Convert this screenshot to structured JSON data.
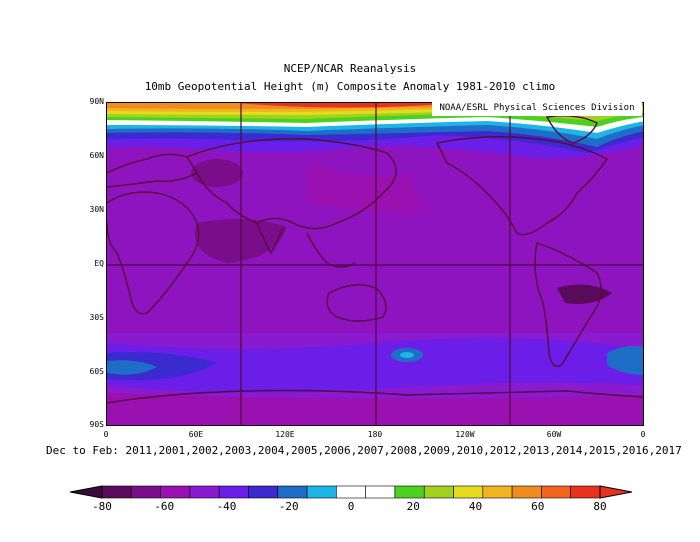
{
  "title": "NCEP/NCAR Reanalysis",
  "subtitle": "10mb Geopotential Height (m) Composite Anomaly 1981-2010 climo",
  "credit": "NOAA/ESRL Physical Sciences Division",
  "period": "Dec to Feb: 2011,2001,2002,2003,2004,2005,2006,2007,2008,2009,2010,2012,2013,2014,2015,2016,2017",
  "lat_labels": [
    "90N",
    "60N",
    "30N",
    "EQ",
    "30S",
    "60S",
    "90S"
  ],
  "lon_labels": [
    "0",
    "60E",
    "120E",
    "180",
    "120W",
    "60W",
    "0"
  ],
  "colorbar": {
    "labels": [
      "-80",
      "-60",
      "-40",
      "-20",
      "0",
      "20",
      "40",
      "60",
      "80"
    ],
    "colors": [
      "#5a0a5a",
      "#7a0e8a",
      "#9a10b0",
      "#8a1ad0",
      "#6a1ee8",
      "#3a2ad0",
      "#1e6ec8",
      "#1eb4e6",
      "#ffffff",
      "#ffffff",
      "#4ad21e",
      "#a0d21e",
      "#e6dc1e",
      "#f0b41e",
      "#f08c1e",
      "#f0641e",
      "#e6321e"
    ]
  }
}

· · ·

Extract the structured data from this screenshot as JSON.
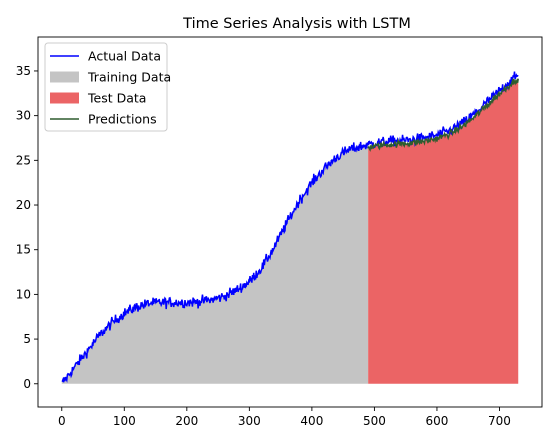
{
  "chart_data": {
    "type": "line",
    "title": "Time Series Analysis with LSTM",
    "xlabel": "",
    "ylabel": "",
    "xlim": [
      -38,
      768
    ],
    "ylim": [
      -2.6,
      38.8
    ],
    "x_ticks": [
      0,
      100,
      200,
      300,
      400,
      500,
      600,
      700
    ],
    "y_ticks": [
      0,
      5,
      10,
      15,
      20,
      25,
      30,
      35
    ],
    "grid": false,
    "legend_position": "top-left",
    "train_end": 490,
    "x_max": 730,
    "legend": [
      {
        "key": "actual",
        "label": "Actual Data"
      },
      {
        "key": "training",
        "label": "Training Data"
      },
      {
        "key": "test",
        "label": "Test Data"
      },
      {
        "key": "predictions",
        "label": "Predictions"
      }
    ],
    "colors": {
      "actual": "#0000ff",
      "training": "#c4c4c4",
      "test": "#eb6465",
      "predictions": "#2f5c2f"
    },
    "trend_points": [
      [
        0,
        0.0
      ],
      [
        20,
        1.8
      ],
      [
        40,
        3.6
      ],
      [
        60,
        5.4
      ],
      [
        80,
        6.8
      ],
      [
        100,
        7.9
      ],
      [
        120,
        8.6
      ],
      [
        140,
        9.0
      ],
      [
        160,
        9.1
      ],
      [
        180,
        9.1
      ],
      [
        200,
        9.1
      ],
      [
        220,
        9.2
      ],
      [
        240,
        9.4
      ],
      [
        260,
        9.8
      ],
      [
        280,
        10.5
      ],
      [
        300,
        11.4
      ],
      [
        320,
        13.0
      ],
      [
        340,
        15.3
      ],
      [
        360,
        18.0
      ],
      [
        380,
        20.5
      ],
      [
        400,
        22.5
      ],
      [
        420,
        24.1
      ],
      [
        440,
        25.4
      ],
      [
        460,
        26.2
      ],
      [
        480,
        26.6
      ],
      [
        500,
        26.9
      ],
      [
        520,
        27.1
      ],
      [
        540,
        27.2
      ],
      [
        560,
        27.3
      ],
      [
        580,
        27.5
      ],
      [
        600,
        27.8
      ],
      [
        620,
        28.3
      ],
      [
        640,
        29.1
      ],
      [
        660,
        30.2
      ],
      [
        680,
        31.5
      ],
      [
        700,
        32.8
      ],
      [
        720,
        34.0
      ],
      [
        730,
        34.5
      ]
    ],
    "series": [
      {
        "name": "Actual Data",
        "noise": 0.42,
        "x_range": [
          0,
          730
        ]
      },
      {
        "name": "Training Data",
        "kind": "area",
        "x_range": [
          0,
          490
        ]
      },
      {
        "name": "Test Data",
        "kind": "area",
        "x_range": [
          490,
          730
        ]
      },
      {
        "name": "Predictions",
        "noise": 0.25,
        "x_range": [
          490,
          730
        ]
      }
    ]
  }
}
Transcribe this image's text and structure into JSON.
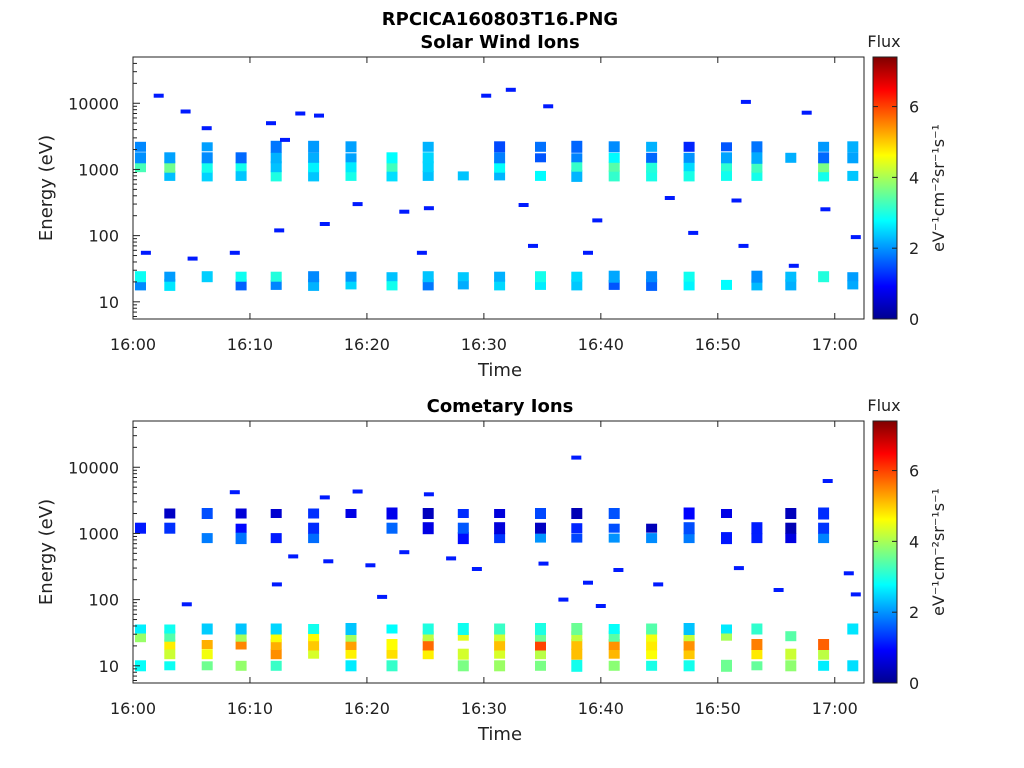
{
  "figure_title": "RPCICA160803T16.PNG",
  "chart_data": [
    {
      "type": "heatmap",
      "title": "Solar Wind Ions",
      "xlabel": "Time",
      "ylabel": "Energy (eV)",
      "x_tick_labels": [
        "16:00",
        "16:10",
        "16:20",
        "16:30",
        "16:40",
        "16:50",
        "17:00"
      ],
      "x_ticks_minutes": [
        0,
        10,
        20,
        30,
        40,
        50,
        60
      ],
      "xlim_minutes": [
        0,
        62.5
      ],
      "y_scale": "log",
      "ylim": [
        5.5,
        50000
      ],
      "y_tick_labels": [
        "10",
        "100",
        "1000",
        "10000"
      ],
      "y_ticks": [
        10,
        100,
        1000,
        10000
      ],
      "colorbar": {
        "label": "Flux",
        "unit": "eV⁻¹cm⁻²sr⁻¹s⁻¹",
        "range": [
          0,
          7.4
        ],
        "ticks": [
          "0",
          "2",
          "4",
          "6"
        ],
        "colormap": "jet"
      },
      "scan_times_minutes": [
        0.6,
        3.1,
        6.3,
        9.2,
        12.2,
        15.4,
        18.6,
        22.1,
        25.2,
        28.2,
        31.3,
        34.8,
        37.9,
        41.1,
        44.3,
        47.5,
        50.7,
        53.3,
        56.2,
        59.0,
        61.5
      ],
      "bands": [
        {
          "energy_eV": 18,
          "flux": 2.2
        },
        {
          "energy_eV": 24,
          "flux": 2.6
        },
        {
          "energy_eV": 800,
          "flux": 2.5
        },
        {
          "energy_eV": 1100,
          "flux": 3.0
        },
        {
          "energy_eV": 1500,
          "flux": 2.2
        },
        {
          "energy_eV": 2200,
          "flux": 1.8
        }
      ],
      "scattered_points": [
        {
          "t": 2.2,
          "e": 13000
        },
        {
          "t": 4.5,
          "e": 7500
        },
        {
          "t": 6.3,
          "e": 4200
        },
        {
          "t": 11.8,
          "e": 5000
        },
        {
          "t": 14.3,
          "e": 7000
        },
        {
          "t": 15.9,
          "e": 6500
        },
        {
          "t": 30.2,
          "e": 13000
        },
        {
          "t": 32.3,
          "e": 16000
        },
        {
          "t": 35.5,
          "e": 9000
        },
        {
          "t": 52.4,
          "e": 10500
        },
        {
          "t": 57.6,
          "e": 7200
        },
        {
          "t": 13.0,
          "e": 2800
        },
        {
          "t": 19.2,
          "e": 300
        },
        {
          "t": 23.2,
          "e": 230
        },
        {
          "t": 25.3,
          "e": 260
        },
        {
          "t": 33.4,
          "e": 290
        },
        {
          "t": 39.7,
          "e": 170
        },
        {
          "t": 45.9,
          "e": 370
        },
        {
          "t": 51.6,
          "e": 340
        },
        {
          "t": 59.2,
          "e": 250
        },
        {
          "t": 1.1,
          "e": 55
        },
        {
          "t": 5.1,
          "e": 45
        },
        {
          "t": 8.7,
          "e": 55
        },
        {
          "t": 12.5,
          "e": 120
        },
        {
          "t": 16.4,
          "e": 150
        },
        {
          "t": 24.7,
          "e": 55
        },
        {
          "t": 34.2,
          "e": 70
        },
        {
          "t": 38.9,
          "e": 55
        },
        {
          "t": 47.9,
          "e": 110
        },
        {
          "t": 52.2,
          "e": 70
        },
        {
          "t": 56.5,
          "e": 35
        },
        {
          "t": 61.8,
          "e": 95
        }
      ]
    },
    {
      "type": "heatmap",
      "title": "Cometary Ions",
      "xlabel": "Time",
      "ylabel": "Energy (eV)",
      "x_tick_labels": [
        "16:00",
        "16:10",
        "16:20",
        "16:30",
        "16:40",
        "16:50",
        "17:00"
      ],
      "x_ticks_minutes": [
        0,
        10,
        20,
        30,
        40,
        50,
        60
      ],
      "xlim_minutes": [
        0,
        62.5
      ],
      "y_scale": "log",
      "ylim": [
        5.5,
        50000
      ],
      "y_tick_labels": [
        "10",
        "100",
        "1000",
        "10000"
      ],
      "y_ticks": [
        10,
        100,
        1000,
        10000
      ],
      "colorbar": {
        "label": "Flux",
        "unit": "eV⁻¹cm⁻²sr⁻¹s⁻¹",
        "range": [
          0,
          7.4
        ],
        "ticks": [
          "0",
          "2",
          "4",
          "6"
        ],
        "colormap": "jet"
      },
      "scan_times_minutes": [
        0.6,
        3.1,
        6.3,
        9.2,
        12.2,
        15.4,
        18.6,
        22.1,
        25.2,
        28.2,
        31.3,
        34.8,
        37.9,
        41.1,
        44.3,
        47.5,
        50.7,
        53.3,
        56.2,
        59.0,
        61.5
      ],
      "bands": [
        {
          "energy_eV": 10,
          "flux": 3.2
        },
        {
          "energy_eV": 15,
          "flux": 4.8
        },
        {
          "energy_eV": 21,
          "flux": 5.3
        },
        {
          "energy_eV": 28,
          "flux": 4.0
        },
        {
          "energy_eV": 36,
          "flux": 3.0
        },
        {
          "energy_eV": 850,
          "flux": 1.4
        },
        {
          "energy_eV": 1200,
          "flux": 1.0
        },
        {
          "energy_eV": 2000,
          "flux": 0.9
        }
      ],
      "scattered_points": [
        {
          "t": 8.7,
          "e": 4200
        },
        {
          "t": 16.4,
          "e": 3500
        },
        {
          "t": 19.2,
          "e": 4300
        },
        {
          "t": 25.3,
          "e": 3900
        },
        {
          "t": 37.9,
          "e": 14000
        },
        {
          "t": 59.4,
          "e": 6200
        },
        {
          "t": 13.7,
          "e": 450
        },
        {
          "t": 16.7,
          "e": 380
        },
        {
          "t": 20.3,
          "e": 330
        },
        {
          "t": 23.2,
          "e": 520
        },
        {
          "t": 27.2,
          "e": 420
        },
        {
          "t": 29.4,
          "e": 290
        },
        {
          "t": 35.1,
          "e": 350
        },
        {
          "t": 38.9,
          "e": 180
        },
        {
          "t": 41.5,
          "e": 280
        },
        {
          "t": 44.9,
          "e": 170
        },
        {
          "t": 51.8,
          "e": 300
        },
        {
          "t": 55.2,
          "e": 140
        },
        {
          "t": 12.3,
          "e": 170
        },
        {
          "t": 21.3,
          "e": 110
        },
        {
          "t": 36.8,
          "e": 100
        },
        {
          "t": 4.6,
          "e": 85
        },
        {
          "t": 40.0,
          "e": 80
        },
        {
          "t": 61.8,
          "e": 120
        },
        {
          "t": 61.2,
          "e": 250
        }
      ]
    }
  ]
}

· · ·

_The problem:_ Only the number is wanted: how many lines in the preceding entries hold the string "structured"?

_Solution:_ 2